* BEGIN GIVEN RECORDS *

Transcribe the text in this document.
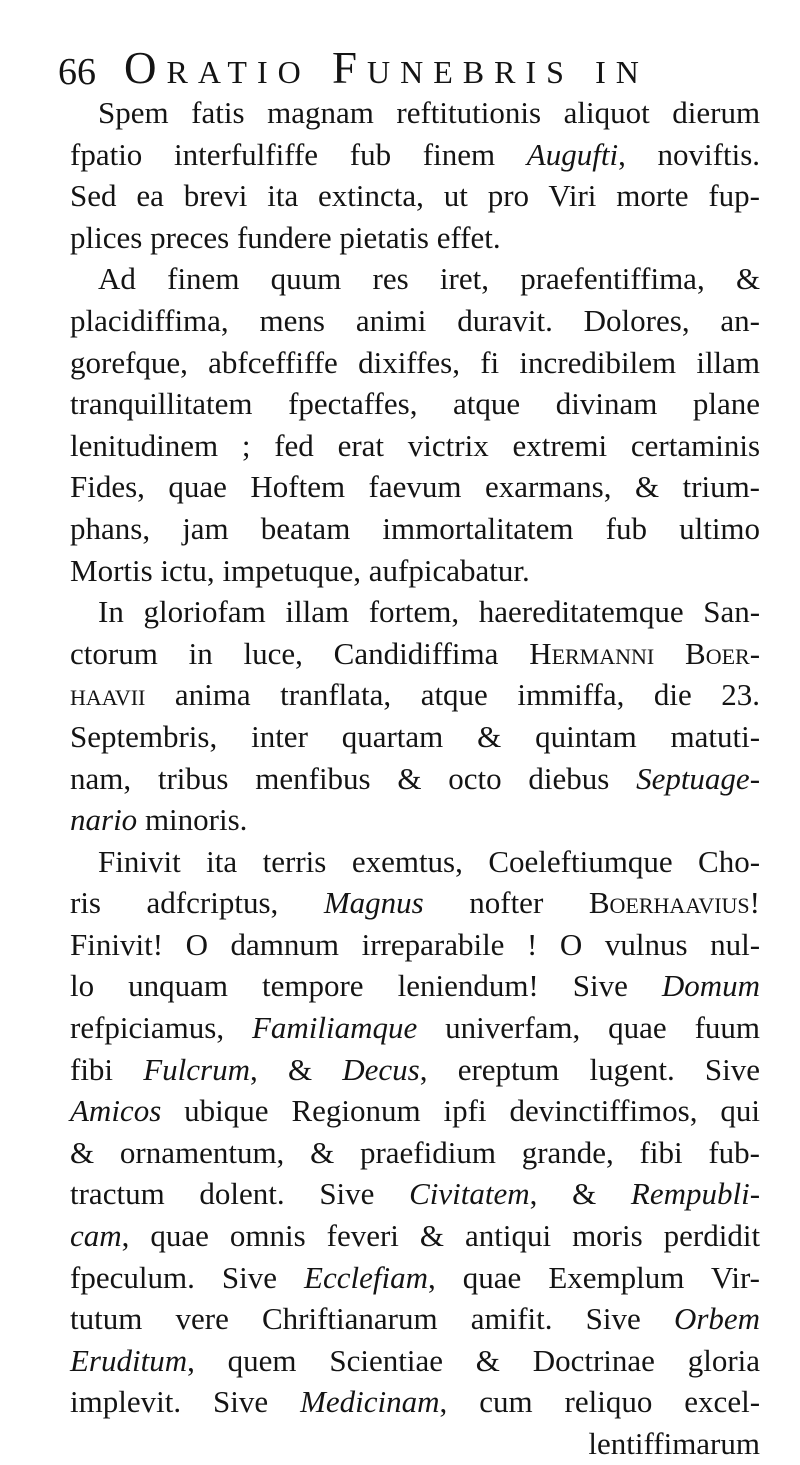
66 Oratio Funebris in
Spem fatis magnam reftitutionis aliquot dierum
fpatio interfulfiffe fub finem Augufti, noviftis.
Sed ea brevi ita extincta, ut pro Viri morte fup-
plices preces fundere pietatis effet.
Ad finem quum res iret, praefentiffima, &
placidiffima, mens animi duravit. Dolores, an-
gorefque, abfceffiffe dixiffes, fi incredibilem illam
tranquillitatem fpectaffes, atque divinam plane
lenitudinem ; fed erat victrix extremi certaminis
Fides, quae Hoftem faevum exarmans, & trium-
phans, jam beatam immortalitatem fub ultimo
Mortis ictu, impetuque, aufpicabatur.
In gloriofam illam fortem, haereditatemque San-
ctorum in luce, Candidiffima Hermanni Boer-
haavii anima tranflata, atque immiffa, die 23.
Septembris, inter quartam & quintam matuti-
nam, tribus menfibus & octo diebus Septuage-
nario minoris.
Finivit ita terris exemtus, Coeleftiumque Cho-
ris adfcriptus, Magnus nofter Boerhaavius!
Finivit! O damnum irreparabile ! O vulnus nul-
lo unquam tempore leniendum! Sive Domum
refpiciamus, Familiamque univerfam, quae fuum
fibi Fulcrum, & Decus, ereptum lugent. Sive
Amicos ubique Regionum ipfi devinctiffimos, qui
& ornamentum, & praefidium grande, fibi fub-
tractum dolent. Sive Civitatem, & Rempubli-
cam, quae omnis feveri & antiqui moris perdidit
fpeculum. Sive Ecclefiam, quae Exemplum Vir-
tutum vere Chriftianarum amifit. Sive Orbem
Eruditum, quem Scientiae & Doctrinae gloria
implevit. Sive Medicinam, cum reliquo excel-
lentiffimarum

* END GIVEN RECORDS *
* BEGIN GIVEN RECORDS *

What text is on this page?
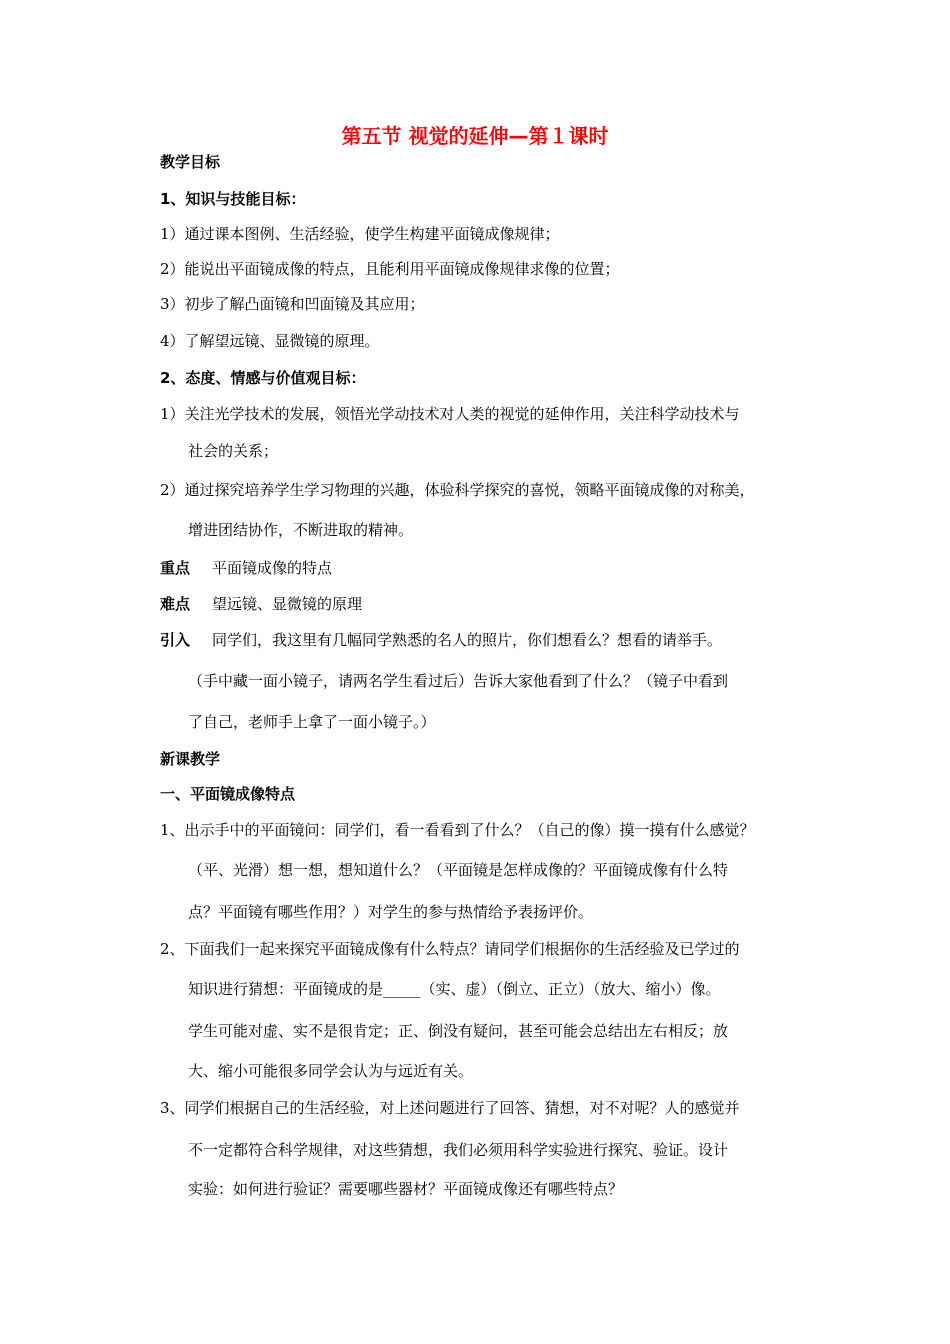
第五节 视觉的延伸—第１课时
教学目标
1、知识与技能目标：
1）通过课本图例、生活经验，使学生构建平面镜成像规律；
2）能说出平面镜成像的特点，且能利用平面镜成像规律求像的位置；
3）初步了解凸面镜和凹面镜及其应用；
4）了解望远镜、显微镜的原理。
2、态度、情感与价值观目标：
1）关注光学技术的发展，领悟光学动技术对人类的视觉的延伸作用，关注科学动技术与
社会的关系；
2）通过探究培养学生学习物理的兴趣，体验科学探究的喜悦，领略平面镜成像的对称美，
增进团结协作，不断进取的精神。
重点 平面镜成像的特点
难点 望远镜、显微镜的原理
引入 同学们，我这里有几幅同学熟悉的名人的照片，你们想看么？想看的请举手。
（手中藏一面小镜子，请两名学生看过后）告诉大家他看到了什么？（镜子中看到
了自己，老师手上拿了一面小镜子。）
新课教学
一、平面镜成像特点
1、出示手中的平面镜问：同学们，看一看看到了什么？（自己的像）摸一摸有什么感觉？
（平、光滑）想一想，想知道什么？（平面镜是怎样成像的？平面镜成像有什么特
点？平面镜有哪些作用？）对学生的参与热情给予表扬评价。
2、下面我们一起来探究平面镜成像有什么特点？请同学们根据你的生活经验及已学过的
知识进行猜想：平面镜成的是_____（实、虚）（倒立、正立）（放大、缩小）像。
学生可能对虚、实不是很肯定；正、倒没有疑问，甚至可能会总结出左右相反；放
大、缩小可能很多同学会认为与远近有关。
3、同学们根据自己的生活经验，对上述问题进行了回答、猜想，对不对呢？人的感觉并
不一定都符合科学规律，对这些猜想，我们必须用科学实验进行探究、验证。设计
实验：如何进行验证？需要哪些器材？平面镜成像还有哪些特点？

* END GIVEN RECORDS *

--- REQUEST ---
Where a line in the entries holds the word "finem", copy that line.

--- FINISHED EXERCISE ---
fpatio interfulfiffe fub finem Augufti, noviftis.
Ad finem quum res iret, praefentiffima, &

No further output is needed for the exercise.